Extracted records
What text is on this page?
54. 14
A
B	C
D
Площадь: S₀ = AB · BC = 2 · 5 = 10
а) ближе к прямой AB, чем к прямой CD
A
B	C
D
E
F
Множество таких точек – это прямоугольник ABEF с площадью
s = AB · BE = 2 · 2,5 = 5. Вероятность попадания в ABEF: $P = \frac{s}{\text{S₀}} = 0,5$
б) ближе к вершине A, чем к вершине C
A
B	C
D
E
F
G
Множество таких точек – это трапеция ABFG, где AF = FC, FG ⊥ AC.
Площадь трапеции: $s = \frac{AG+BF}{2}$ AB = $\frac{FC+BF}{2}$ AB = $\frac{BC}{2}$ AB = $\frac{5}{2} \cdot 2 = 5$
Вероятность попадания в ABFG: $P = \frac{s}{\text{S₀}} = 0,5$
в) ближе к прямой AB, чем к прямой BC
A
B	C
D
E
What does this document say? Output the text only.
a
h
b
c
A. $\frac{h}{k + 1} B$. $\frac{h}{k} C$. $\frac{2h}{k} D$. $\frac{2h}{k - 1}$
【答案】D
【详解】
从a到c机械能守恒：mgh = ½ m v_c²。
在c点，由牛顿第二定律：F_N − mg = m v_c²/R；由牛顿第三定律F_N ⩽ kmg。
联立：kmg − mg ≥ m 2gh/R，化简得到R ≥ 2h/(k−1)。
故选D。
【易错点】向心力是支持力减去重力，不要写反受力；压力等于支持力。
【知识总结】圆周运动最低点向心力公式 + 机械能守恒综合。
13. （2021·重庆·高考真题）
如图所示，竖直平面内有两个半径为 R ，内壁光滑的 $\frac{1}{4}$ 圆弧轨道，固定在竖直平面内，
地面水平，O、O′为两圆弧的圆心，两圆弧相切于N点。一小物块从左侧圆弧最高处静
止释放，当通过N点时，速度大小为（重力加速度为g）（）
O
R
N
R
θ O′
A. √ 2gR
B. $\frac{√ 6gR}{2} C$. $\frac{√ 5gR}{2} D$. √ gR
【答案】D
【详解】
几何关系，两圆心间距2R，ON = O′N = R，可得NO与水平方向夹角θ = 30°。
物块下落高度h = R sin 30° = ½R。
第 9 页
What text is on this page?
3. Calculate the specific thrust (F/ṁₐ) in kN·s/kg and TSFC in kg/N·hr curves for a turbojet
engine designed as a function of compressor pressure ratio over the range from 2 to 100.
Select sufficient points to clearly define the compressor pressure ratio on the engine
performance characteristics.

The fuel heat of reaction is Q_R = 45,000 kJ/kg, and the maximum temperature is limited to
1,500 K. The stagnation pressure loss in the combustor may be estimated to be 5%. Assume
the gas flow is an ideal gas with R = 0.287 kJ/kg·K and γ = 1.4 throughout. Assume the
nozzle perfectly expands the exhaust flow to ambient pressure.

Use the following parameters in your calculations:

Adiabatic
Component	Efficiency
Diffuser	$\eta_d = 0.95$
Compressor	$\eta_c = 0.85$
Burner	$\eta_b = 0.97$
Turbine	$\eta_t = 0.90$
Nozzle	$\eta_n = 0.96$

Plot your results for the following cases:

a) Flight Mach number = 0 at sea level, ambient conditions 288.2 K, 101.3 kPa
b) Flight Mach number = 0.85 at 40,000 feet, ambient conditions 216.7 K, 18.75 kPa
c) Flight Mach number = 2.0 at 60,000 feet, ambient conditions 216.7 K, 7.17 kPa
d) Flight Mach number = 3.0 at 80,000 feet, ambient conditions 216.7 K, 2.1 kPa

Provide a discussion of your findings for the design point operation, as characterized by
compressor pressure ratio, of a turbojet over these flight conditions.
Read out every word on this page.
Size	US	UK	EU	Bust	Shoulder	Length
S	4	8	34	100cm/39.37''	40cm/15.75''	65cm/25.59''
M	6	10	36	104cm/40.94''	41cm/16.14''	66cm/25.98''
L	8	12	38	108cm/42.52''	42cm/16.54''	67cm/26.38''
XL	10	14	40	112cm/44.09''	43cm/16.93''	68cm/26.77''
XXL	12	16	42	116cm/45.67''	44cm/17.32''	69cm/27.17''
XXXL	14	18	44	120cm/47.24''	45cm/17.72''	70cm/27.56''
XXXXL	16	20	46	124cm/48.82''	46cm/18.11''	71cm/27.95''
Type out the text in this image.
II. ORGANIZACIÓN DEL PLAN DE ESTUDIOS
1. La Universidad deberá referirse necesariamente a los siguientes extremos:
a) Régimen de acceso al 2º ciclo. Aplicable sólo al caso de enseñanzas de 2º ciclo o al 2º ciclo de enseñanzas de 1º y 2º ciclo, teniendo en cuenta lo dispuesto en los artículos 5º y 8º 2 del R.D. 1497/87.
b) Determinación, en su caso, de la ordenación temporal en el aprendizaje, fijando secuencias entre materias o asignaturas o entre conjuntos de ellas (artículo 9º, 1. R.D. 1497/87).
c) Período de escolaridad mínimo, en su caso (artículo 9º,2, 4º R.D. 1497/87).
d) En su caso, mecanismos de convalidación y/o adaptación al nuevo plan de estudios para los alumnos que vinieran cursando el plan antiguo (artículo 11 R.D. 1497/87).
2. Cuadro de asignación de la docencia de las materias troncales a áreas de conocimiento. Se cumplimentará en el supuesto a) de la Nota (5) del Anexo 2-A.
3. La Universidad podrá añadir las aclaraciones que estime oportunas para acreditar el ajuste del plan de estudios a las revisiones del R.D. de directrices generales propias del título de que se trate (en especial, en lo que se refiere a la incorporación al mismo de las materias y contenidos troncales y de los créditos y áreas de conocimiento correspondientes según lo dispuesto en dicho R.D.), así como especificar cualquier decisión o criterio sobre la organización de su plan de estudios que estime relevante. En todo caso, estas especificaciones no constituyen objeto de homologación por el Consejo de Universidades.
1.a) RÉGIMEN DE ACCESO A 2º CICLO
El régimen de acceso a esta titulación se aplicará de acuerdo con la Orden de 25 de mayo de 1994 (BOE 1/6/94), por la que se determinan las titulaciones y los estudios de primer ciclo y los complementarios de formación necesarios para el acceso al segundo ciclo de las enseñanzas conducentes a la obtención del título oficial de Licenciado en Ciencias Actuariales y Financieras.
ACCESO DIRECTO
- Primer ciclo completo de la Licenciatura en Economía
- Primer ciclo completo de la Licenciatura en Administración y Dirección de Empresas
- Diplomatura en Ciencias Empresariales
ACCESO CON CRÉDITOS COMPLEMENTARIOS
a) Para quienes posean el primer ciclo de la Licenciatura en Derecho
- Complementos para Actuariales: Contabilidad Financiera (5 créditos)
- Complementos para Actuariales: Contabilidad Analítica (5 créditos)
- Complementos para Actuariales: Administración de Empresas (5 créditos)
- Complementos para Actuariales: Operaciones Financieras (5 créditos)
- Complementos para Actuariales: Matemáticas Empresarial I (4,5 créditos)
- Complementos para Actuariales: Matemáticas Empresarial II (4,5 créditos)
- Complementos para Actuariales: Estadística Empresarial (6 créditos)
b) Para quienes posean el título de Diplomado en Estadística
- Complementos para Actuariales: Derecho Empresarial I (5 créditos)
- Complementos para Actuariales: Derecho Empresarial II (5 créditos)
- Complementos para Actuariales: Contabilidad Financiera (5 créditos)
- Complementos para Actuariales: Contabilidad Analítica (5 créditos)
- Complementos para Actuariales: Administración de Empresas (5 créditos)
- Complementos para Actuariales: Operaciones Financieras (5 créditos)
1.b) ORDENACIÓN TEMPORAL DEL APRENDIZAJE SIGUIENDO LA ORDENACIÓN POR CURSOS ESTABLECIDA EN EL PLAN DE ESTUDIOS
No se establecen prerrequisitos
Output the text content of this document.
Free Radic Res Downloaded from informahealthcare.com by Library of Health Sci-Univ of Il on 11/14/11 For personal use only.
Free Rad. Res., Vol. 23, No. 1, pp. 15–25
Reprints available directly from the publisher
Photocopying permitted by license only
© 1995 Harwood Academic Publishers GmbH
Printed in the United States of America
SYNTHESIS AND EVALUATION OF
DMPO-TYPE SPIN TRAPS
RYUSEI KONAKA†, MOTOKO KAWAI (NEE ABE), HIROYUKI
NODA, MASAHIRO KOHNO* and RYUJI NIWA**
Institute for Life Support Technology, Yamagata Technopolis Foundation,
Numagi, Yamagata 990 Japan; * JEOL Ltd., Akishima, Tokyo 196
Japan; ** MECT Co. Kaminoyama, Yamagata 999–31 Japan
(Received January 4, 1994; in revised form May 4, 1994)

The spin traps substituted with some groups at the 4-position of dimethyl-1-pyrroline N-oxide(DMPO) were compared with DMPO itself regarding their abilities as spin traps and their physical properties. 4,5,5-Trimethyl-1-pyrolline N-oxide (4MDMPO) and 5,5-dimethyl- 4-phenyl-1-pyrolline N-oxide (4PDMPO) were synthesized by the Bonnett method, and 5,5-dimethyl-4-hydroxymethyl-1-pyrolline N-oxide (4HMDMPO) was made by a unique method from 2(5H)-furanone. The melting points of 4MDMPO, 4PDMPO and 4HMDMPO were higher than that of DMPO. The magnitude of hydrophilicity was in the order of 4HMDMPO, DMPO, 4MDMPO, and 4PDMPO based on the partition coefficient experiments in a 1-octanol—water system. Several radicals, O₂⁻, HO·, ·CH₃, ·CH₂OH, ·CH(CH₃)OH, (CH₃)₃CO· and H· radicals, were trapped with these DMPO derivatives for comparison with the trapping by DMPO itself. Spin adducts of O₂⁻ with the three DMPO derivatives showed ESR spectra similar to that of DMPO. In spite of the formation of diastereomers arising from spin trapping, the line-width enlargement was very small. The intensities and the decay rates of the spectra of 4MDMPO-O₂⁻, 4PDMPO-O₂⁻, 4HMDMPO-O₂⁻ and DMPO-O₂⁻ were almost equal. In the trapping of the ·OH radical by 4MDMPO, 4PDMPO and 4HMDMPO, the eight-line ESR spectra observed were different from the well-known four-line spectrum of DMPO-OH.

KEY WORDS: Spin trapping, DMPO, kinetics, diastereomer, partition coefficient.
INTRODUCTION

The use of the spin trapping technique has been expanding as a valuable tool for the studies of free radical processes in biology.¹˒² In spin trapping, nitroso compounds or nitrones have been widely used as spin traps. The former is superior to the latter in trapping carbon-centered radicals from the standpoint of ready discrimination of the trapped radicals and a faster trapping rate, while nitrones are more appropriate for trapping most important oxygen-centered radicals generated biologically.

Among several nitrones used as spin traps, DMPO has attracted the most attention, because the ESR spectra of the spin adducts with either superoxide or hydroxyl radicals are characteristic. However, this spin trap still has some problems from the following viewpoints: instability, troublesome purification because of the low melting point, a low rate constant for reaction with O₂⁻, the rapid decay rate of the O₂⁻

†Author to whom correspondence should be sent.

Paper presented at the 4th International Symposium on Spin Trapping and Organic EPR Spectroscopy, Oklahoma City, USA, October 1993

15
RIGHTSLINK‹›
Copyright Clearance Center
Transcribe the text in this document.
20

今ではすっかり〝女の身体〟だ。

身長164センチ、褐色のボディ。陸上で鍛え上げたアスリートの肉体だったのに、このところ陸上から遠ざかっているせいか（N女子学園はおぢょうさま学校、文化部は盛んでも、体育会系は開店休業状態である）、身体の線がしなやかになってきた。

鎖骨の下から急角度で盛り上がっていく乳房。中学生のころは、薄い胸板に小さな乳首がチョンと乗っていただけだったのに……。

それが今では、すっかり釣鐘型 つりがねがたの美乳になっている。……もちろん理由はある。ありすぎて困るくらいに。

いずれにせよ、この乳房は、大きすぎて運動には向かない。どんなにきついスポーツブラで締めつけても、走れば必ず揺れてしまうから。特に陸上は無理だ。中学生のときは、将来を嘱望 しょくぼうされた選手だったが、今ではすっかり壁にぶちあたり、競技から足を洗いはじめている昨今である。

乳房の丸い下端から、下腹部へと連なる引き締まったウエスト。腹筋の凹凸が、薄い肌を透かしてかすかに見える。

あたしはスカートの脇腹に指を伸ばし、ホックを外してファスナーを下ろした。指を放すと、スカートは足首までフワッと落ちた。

**TO DO**
Scan the listing above. Gather each line that contains the word "Matemáticas".

**COMPLETE OUTPUT**
- Complementos para Actuariales: Matemáticas Empresarial I (4,5 créditos)
- Complementos para Actuariales: Matemáticas Empresarial II (4,5 créditos)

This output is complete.